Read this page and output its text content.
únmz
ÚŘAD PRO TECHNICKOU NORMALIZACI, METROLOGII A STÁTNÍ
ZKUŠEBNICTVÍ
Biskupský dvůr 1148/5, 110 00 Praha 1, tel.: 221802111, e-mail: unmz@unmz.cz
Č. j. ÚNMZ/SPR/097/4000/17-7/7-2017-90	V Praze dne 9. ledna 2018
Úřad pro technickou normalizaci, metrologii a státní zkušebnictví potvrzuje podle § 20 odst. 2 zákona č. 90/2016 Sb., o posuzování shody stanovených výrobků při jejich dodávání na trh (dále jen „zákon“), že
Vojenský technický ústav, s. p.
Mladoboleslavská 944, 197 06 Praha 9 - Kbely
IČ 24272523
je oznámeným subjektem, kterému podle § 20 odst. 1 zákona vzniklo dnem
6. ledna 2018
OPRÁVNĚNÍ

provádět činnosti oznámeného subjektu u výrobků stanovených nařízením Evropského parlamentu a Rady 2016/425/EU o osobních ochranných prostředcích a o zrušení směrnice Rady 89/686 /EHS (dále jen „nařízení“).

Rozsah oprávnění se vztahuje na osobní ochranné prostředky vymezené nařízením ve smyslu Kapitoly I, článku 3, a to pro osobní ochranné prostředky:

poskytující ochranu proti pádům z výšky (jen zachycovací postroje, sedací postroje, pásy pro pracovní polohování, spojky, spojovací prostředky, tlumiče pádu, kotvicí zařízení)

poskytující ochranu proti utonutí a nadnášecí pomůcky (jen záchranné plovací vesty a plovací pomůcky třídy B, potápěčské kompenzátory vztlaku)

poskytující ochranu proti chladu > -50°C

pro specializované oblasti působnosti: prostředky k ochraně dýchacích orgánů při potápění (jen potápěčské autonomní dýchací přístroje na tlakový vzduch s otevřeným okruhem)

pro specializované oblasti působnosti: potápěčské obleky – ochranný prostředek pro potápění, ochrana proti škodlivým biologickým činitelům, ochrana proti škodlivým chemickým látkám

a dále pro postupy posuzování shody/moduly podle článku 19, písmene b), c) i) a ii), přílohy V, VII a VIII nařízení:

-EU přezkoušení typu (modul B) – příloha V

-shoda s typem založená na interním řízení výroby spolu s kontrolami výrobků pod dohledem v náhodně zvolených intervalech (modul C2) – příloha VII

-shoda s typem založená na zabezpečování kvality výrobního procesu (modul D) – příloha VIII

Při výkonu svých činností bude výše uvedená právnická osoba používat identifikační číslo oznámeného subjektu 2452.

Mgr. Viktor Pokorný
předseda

◆ ◆ ◆ ◆ ◆ ◆ ◆

WRITTEN TASK — Each line in the material above must be retyped without alteration.

TASK OUTPUT —
Read this page and output its text content.
únmz
ÚŘAD PRO TECHNICKOU NORMALIZACI, METROLOGII A STÁTNÍ
ZKUŠEBNICTVÍ
Biskupský dvůr 1148/5, 110 00 Praha 1, tel.: 221802111, e-mail: unmz@unmz.cz
Č. j. ÚNMZ/SPR/097/4000/17-7/7-2017-90	V Praze dne 9. ledna 2018
Úřad pro technickou normalizaci, metrologii a státní zkušebnictví potvrzuje podle § 20 odst. 2 zákona č. 90/2016 Sb., o posuzování shody stanovených výrobků při jejich dodávání na trh (dále jen „zákon“), že
Vojenský technický ústav, s. p.
Mladoboleslavská 944, 197 06 Praha 9 - Kbely
IČ 24272523
je oznámeným subjektem, kterému podle § 20 odst. 1 zákona vzniklo dnem
6. ledna 2018
OPRÁVNĚNÍ

provádět činnosti oznámeného subjektu u výrobků stanovených nařízením Evropského parlamentu a Rady 2016/425/EU o osobních ochranných prostředcích a o zrušení směrnice Rady 89/686 /EHS (dále jen „nařízení“).

Rozsah oprávnění se vztahuje na osobní ochranné prostředky vymezené nařízením ve smyslu Kapitoly I, článku 3, a to pro osobní ochranné prostředky:

poskytující ochranu proti pádům z výšky (jen zachycovací postroje, sedací postroje, pásy pro pracovní polohování, spojky, spojovací prostředky, tlumiče pádu, kotvicí zařízení)

poskytující ochranu proti utonutí a nadnášecí pomůcky (jen záchranné plovací vesty a plovací pomůcky třídy B, potápěčské kompenzátory vztlaku)

poskytující ochranu proti chladu > -50°C

pro specializované oblasti působnosti: prostředky k ochraně dýchacích orgánů při potápění (jen potápěčské autonomní dýchací přístroje na tlakový vzduch s otevřeným okruhem)

pro specializované oblasti působnosti: potápěčské obleky – ochranný prostředek pro potápění, ochrana proti škodlivým biologickým činitelům, ochrana proti škodlivým chemickým látkám

a dále pro postupy posuzování shody/moduly podle článku 19, písmene b), c) i) a ii), přílohy V, VII a VIII nařízení:

-EU přezkoušení typu (modul B) – příloha V

-shoda s typem založená na interním řízení výroby spolu s kontrolami výrobků pod dohledem v náhodně zvolených intervalech (modul C2) – příloha VII

-shoda s typem založená na zabezpečování kvality výrobního procesu (modul D) – příloha VIII

Při výkonu svých činností bude výše uvedená právnická osoba používat identifikační číslo oznámeného subjektu 2452.

Mgr. Viktor Pokorný
předseda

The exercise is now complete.